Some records
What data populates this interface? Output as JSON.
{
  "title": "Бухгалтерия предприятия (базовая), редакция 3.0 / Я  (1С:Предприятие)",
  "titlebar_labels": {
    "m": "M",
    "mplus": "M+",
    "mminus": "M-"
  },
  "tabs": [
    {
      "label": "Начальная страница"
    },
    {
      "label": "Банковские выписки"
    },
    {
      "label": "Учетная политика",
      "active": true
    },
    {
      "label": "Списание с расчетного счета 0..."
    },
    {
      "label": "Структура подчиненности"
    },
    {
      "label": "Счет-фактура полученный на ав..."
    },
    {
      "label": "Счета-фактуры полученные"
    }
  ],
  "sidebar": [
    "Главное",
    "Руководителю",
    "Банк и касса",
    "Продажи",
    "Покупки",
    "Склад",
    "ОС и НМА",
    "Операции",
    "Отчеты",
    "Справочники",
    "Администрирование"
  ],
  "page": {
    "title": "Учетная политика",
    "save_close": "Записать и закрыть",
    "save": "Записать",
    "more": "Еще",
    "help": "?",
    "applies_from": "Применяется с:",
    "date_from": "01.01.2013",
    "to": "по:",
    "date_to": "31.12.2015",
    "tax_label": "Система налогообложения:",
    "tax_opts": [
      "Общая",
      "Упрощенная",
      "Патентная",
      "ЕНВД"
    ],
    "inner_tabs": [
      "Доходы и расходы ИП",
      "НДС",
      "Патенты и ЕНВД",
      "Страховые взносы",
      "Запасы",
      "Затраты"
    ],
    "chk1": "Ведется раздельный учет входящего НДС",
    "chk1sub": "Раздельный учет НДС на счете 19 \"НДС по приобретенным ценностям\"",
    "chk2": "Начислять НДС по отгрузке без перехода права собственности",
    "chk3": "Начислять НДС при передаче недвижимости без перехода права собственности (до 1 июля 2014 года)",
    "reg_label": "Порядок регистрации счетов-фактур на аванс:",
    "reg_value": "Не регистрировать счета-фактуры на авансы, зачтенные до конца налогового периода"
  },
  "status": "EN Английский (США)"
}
...
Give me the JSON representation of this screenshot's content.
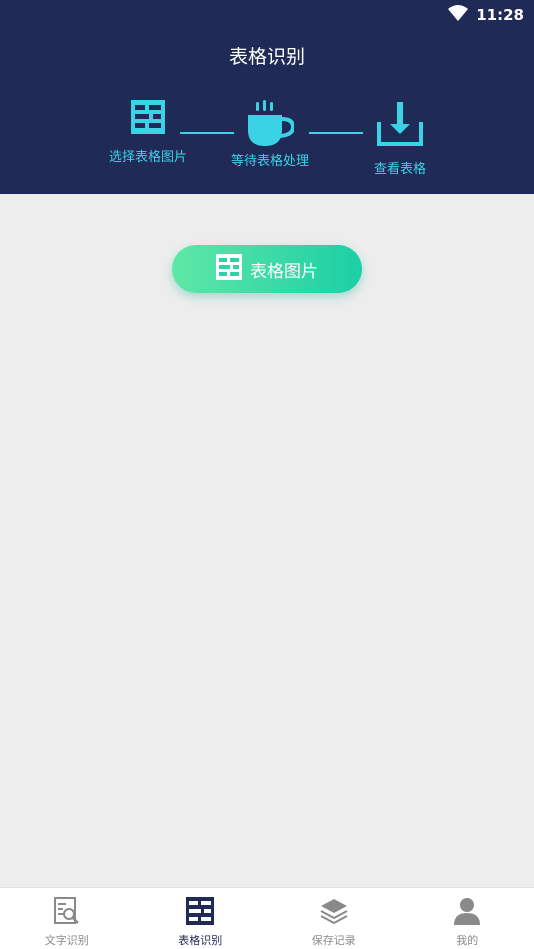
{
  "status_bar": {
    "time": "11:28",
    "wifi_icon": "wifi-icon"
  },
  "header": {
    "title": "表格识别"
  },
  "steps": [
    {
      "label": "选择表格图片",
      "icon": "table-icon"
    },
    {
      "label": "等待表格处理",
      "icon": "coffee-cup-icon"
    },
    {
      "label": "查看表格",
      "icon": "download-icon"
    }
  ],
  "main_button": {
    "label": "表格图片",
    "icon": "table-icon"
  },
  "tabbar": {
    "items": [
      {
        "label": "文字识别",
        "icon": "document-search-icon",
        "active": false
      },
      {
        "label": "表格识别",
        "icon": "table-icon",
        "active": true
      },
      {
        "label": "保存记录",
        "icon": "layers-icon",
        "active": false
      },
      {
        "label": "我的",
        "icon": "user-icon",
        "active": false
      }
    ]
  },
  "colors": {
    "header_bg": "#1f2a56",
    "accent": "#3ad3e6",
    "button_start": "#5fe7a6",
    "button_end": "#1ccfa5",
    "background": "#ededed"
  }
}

**Your objective**
Find the lines that include the string "icon", then copy each of them.

**Exercise output**
    "wifi_icon": "wifi-icon"
      "icon": "table-icon"
      "icon": "coffee-cup-icon"
      "icon": "download-icon"
    "icon": "table-icon"
        "icon": "document-search-icon",
        "icon": "table-icon",
        "icon": "layers-icon",
        "icon": "user-icon",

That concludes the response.